* [Texto do documento]:
* * * * *

Quem, como e quando devo utilizar uma arquitetura na programação web.
Pois bem, você conseguiu desenvolver a interface, aprendeu sobre a engenharia (ou deve estar revisando também), agora podemos criar uma experiência de usuário completa e dinâmica. Para isso, vamos conhecer um elemento essencial: a arquitetura na programação web/mobile. Você deve estar se perguntando: como devo começar? Em que linguagem? E como escolher a melhor arquitetura?
Vamos entender o que significa arquitetura no contexto da programação:
- A arquitetura é o projeto estrutural do seu aplicativo, definindo como os diferentes componentes interagem entre si. É o esqueleto que conecta a interface do usuário com a lógica de negócios e o armazenamento de dados. Pense nela como o mapa da sua aplicação, mostrando como as diferentes partes se comunicam e trabalham juntas.
- Uma arquitetura bem definida permite estruturar não apenas sites, mas também aplicativos web e mobile, garantindo escalabilidade, manutenibilidade e organização.
- Na programação web, geralmente trabalhamos com três camadas lógicas principais:
- Cliente (View): A interface com a qual o usuário interage (navegador, aplicativo mobile). Responsável por apresentar as informações e capturar as ações do usuário.
- Aplicação (Controller): O cérebro da aplicação. Recebe as requisições do cliente, processa a lógica de negócios, interage com a camada de dados e envia a resposta de volta ao cliente.
- Dados (Model): Responsável pelo gerenciamento e persistência dos dados (bancos de dados, arquivos, etc.).
- A complexidade da arquitetura deve ser proporcional ao tamanho e às necessidades do projeto. Projetos maiores e mais complexos exigem arquiteturas mais robustas e flexíveis.
Na disciplina de Sistemas Web, utilizaremos o padrão Model-View-Controller (MVC), um dos mais conhecidos e difundidos. Utilizaremos a linguagem PHP para implementar o Controlador (Controller), que orquestrará a interação entre os Dados (Model) e a Visualização (View) para proporcionar a melhor experiência ao usuário.

* * * * *

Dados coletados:
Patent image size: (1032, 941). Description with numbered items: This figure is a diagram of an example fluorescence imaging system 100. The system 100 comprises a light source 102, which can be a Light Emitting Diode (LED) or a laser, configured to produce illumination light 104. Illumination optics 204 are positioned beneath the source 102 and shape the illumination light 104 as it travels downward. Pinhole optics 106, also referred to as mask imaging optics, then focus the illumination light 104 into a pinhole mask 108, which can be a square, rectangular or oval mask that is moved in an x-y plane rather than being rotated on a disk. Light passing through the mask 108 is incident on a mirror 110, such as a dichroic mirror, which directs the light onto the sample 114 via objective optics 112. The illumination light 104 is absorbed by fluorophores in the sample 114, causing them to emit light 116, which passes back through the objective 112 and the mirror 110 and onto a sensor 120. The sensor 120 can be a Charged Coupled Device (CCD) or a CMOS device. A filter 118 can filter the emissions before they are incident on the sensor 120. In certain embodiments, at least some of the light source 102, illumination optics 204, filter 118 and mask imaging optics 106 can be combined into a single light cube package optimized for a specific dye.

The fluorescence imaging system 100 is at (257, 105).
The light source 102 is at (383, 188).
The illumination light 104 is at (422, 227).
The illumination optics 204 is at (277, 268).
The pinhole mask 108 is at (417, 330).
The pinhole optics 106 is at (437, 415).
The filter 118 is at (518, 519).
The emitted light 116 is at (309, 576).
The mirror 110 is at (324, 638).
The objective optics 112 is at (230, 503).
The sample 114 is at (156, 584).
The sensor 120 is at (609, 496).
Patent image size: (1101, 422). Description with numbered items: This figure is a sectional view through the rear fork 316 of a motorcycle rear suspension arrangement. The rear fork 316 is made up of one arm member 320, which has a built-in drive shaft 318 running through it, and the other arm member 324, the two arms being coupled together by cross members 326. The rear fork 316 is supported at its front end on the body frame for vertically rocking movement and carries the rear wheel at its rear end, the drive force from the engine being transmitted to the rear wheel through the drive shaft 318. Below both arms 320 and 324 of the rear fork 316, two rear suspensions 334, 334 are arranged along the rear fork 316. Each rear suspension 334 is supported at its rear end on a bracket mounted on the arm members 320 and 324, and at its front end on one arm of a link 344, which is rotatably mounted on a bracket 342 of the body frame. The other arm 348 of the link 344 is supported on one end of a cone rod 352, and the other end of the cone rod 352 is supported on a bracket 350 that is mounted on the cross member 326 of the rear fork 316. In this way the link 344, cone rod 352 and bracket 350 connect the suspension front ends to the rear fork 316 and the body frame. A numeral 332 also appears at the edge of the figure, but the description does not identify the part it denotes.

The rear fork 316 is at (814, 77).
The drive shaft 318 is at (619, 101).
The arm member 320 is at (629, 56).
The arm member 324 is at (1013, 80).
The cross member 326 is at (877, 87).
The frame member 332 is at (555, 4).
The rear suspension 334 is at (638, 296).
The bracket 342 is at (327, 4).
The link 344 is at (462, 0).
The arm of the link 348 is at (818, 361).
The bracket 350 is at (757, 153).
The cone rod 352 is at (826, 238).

* * * * *

* [Atividade]: Reproduza, sem alterações, o trecho do texto sobre arquitetura na programação web que começa em "- Dados (Model): Responsável" e termina em "experiência ao usuário.", incluindo essas palavras. Os registros não têm relação com o texto sobre arquitetura na programação web.

* [Resolução]:
- Dados (Model): Responsável pelo gerenciamento e persistência dos dados (bancos de dados, arquivos, etc.).
- A complexidade da arquitetura deve ser proporcional ao tamanho e às necessidades do projeto. Projetos maiores e mais complexos exigem arquiteturas mais robustas e flexíveis.
Na disciplina de Sistemas Web, utilizaremos o padrão Model-View-Controller (MVC), um dos mais conhecidos e difundidos. Utilizaremos a linguagem PHP para implementar o Controlador (Controller), que orquestrará a interação entre os Dados (Model) e a Visualização (View) para proporcionar a melhor experiência ao usuário.